** Start of Input material **
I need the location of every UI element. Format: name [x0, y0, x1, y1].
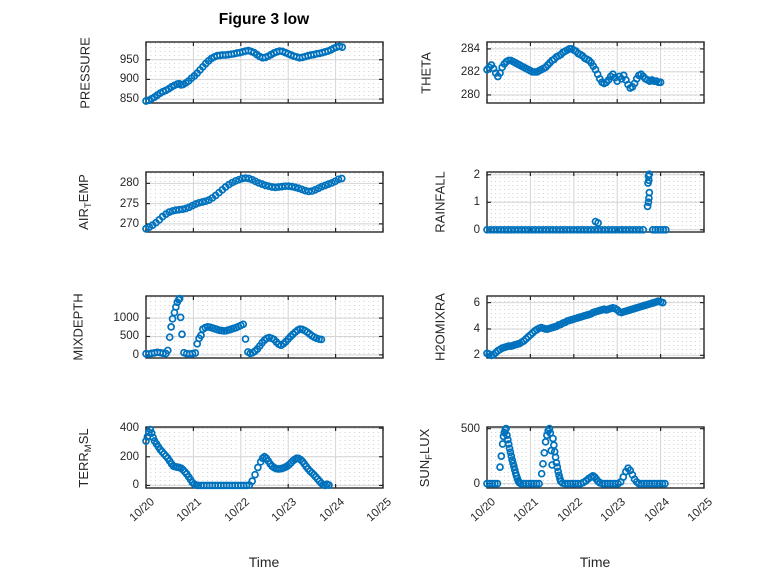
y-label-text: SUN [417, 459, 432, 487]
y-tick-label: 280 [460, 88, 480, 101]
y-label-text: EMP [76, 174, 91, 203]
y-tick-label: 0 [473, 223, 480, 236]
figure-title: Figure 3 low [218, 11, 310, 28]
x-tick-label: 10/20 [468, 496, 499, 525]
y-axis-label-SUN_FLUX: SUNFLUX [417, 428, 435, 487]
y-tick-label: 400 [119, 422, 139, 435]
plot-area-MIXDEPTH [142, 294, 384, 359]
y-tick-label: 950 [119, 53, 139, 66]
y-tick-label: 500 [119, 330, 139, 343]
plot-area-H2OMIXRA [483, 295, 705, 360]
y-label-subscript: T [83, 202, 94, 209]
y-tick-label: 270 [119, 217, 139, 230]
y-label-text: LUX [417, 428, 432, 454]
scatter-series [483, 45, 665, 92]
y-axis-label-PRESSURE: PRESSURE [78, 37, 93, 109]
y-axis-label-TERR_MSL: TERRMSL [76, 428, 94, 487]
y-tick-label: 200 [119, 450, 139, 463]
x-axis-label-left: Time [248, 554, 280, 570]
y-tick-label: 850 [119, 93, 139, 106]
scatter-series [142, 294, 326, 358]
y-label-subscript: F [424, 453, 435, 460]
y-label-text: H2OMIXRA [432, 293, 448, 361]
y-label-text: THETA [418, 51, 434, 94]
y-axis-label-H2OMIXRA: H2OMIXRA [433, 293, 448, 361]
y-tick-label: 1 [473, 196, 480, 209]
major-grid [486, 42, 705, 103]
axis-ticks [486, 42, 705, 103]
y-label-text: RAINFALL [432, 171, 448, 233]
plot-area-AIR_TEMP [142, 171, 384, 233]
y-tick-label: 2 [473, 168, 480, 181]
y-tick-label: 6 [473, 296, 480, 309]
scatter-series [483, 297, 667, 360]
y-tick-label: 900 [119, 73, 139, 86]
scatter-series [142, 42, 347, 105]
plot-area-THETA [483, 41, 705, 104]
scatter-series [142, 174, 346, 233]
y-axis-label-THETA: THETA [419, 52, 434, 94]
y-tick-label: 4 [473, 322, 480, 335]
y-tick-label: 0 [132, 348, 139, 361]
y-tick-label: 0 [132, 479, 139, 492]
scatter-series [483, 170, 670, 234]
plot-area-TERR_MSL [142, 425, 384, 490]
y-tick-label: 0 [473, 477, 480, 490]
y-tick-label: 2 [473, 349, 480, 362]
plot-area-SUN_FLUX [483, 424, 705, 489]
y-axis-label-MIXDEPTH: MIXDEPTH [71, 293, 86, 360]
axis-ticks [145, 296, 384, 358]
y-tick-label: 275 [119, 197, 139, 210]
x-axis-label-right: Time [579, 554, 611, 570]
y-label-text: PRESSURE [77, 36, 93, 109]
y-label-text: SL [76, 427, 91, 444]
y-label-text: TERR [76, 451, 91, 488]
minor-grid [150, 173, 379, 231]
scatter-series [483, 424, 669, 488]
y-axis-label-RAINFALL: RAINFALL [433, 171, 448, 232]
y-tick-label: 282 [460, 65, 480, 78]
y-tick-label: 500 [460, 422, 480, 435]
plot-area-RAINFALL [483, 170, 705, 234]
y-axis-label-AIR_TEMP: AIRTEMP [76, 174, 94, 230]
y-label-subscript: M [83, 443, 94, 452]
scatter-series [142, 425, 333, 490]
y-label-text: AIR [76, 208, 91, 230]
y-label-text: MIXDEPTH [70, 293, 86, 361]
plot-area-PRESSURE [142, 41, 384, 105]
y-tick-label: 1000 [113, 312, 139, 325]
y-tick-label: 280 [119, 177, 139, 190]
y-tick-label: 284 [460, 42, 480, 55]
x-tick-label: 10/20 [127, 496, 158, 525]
** End of Input material **
Stated exercise
Rewrite the material above as a numbered list, skipping blank lines and leaving out the picture.

Worked answer
1. I need the location of every UI element. Format: name [x0, y0, x1, y1].
2. y-label-text: SUN [417, 459, 432, 487]
3. y-tick-label: 280 [460, 88, 480, 101]
4. y-label-text: EMP [76, 174, 91, 203]
5. y-tick-label: 0 [473, 223, 480, 236]
6. figure-title: Figure 3 low [218, 11, 310, 28]
7. x-tick-label: 10/20 [468, 496, 499, 525]
8. y-axis-label-SUN_FLUX: SUNFLUX [417, 428, 435, 487]
9. y-tick-label: 400 [119, 422, 139, 435]
10. plot-area-MIXDEPTH [142, 294, 384, 359]
11. y-tick-label: 950 [119, 53, 139, 66]
12. y-tick-label: 500 [119, 330, 139, 343]
13. plot-area-H2OMIXRA [483, 295, 705, 360]
14. y-label-subscript: T [83, 202, 94, 209]
15. y-tick-label: 270 [119, 217, 139, 230]
16. y-label-text: LUX [417, 428, 432, 454]
17. scatter-series [483, 45, 665, 92]
18. y-axis-label-PRESSURE: PRESSURE [78, 37, 93, 109]
19. y-axis-label-TERR_MSL: TERRMSL [76, 428, 94, 487]
20. y-tick-label: 200 [119, 450, 139, 463]
21. x-axis-label-left: Time [248, 554, 280, 570]
22. y-tick-label: 850 [119, 93, 139, 106]
23. scatter-series [142, 294, 326, 358]
24. y-label-subscript: F [424, 453, 435, 460]
25. y-label-text: H2OMIXRA [432, 293, 448, 361]
26. y-label-text: THETA [418, 51, 434, 94]
27. y-axis-label-H2OMIXRA: H2OMIXRA [433, 293, 448, 361]
28. y-tick-label: 1 [473, 196, 480, 209]
29. major-grid [486, 42, 705, 103]
30. axis-ticks [486, 42, 705, 103]
31. y-label-text: RAINFALL [432, 171, 448, 233]
32. plot-area-AIR_TEMP [142, 171, 384, 233]
33. y-tick-label: 2 [473, 168, 480, 181]
34. y-tick-label: 6 [473, 296, 480, 309]
35. scatter-series [483, 297, 667, 360]
36. y-tick-label: 900 [119, 73, 139, 86]
37. scatter-series [142, 42, 347, 105]
38. plot-area-THETA [483, 41, 705, 104]
39. scatter-series [142, 174, 346, 233]
40. y-axis-label-THETA: THETA [419, 52, 434, 94]
41. y-tick-label: 4 [473, 322, 480, 335]
42. y-tick-label: 0 [132, 348, 139, 361]
43. y-tick-label: 0 [132, 479, 139, 492]
44. scatter-series [483, 170, 670, 234]
45. plot-area-TERR_MSL [142, 425, 384, 490]
46. y-tick-label: 0 [473, 477, 480, 490]
47. y-tick-label: 2 [473, 349, 480, 362]
48. plot-area-SUN_FLUX [483, 424, 705, 489]
49. y-axis-label-MIXDEPTH: MIXDEPTH [71, 293, 86, 360]
50. axis-ticks [145, 296, 384, 358]
51. y-tick-label: 275 [119, 197, 139, 210]
52. x-axis-label-right: Time [579, 554, 611, 570]
53. y-label-text: PRESSURE [77, 36, 93, 109]
54. y-label-text: SL [76, 427, 91, 444]
55. y-label-text: TERR [76, 451, 91, 488]
56. minor-grid [150, 173, 379, 231]
57. scatter-series [483, 424, 669, 488]
58. y-axis-label-RAINFALL: RAINFALL [433, 171, 448, 232]
59. y-tick-label: 282 [460, 65, 480, 78]
60. y-tick-label: 500 [460, 422, 480, 435]
61. plot-area-RAINFALL [483, 170, 705, 234]
62. y-axis-label-AIR_TEMP: AIRTEMP [76, 174, 94, 230]
63. y-label-subscript: M [83, 443, 94, 452]
64. scatter-series [142, 425, 333, 490]
65. y-label-text: AIR [76, 208, 91, 230]
66. y-label-text: MIXDEPTH [70, 293, 86, 361]
67. plot-area-PRESSURE [142, 41, 384, 105]
68. y-tick-label: 1000 [113, 312, 139, 325]
69. y-tick-label: 280 [119, 177, 139, 190]
70. y-tick-label: 284 [460, 42, 480, 55]
71. x-tick-label: 10/20 [127, 496, 158, 525]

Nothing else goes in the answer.